» Completa lo siguiente:
**A)** Enumera, por favor, todos los grupos a los que, según el texto sobre las elecciones, Palacio Nacional cerró sus puertas.
**B)** Prosigue el texto sobre las elecciones a partir del punto en que se detiene.

» Sección de texto:
Salgo a caminar la mañana del lunes 3 de junio. Ya no veo pendones en los postes sobre Calzada de las Águilas. Algo de limpieza y silencio se respira en la calle, el cielo es muy azul, el ozono y las partículas tardan en apoderarse del aire. Después del 2 de junio se siente una especie de alivio. Porque ya pasó. Y porque nos guste o no el desenlace, una mayoría ejerció su poder y votó.

Luego de escuchar los resultados preliminares del domingo, nos vamos a dormir agotados. Arrasó Morena. Envidio a quienes festejan en el Zócalo de la Ciudad de México, porque son capaces de olvidar: la militarización, la violencia, el poder creciente del crimen organizado, las y los 35 candidatos asesinados durante las campañas, las ejecuciones, los once feminicidios diarios, la desesperación de madres buscadoras, las 6 mil fosas clandestinas, los desplazados… Pienso en la continuidad del legado sexenal: el desmantelamiento de instituciones que llevó décadas construir, la política de austeridad que eliminó fideicomisos, golpeó a organizaciones de la sociedad civil y a organismos autónomos. Y veo la peligrosa tendencia a depositar todo el poder en una sola persona.

Por la mañana, las opiniones se dividen entre la celebración porque “por primera vez en 200 años tendremos una presidenta mujer” y el azoro porque nunca imaginó quien votó a Xóchitl Gálvez tan abismal diferencia en el resultado. Alégrate, es una mujer, me digo. Emociónate, me dije hace seis años con escepticismo, pero con ganas de confiar. Y recuerdo que, como Claudia Sheinbaum en su primer discurso como virtual ganadora, en 2018 el tono de AMLO era conciliatorio. Gobernaría para todas y todos, prometió. Escribí entonces:

“La reconciliación, propuesta esencial en el discurso de Andrés Manuel López Obrador en el Zócalo la noche del domingo, no es un evento o un gesto de buena voluntad solamente. Es un proceso, como el perdón. Y requiere toda una pedagogía, espacios que la favorezcan y, ante todo, justicia. Más, en un país adolorido con más 250 mil muertos, 34 mil desparecidos y cerca de 300 mil desplazados por el miedo en la última década (…) Es decir, un país atrapado en una espiral de violencia inhumana”. Seis años después, aquellas cifras no sólo crecieron con 180 mil asesinatos y 50 mil desaparecidos más, sino que Palacio Nacional cerró sus puertas a las mujeres, a las madres buscadoras, a los padres de Ayotzinapa (hasta antier), a enfermos con cáncer sin medicina, a defensores del medio ambiente y a periodistas en duelo por sus colegas asesinados.

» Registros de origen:
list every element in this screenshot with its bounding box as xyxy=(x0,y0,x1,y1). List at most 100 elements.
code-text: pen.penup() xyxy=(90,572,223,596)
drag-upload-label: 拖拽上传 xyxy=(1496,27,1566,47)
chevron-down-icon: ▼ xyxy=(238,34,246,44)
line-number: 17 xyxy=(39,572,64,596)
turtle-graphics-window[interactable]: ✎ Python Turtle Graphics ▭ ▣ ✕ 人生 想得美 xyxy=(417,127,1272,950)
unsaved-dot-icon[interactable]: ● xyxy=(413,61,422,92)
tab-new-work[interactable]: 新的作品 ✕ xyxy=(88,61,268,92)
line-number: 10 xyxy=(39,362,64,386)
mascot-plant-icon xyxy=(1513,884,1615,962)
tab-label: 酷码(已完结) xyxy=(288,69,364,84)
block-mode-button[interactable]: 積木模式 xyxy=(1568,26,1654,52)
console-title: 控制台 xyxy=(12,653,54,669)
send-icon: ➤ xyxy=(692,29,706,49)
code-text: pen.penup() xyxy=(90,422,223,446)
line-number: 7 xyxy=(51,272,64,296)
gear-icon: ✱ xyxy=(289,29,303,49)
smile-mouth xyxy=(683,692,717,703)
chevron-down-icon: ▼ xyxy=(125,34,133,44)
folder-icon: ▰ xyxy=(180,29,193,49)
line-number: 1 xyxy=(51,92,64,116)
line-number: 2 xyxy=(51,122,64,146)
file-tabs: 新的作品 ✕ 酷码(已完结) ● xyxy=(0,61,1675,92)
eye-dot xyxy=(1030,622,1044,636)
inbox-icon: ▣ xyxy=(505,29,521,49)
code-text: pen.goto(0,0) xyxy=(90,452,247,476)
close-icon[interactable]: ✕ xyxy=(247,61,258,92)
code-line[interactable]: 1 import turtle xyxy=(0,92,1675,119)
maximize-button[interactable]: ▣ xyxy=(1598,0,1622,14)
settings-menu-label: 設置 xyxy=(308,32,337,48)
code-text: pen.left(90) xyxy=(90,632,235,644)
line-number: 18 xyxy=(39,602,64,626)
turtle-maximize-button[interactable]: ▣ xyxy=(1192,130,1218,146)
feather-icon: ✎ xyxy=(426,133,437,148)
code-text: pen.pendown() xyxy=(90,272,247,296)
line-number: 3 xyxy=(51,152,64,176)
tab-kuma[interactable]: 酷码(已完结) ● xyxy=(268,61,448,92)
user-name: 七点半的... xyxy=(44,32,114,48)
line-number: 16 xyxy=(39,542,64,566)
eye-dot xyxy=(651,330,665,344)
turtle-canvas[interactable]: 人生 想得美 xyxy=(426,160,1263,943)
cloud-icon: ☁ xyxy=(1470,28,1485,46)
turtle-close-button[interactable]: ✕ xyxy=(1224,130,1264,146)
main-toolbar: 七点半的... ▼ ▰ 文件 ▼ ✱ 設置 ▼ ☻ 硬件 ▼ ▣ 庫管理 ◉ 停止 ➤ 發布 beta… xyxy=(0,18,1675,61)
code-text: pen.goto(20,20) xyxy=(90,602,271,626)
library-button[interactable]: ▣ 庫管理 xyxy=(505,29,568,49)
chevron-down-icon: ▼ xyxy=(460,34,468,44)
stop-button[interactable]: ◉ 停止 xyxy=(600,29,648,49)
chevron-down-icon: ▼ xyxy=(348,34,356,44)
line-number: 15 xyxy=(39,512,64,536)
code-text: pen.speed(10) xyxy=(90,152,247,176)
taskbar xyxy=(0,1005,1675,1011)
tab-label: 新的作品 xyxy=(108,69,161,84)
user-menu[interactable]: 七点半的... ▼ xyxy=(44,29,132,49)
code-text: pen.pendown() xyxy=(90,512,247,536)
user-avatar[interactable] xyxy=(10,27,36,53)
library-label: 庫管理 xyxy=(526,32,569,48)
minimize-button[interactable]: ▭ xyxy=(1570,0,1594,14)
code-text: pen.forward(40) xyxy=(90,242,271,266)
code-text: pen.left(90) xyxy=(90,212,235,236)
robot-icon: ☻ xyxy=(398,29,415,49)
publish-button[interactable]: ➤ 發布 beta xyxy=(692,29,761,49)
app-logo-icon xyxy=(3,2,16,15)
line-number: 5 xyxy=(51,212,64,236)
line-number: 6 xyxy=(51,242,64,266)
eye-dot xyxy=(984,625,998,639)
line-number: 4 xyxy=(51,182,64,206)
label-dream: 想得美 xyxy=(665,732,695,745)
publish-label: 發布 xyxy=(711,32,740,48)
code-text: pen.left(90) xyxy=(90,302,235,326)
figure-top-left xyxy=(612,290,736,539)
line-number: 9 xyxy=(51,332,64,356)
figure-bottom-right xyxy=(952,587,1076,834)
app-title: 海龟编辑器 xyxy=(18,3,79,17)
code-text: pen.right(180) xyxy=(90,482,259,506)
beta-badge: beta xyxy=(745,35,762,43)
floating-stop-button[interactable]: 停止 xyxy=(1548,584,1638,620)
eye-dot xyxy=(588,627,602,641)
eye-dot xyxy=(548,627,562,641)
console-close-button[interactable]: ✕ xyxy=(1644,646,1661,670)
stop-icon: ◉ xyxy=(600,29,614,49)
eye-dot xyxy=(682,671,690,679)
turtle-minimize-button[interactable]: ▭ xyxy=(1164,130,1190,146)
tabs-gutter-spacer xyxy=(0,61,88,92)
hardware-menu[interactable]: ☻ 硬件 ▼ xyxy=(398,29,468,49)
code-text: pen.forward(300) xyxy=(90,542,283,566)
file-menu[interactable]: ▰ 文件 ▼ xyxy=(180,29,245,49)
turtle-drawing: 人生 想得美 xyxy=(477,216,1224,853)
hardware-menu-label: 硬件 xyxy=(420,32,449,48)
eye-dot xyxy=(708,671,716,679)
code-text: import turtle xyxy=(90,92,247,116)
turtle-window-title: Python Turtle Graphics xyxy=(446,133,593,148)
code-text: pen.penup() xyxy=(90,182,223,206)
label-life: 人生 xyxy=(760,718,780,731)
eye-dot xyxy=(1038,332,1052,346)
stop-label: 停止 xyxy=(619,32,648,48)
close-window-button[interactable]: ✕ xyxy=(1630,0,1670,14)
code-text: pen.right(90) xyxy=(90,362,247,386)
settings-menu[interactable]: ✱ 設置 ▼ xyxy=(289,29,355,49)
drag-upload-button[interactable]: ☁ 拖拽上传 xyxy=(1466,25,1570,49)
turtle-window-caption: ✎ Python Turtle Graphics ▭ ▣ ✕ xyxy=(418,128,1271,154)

» Respuestas del ejercicio:
**A)**
- las mujeres
- las madres buscadoras
- los padres de Ayotzinapa
- los enfermos con cáncer sin medicina
- los defensores del medio ambiente
- los periodistas en duelo por sus colegas asesinados

**B)**
Quisiera celebrar que una mujer será presidenta porque sí, es un acontecimiento histórico en este país y hay con ella personas que admiro. Hasta que veo a Salgado Macedonio en el templete o recuerdo que, al cerrar su campaña, Sheinbaum aseguró que su gobierno, aliado del Partido Verde que nada tiene de ecologista, consolidará megaproyectos ecocidas como el Tren Maya. Hasta que evoco su convicción de que los magistrados de la Suprema Corte “deben ser electos por el pueblo”. O su apoyo, en el ámbito cultural, al traslado, desde La Noria hasta Aztlán en Chapultepec, de las colecciones de Fridas y Diegos que Dolores Olmedo donó a México y prohibió en su testamento que se movieran de Xochimilco.

¿Y ahora? Urge la reflexión para entender el resultado de la jornada. Y en términos de política cultural, revisar las propuestas de Sheinbaum en la página web 100 pasos para la transformación. Mientras escribo, asesinan a la alcaldesa de Cotija, Michoacán, Yolanda Sánchez Figueroa. Es decir, cuando despertamos de las elecciones, la barbarie seguía ahí.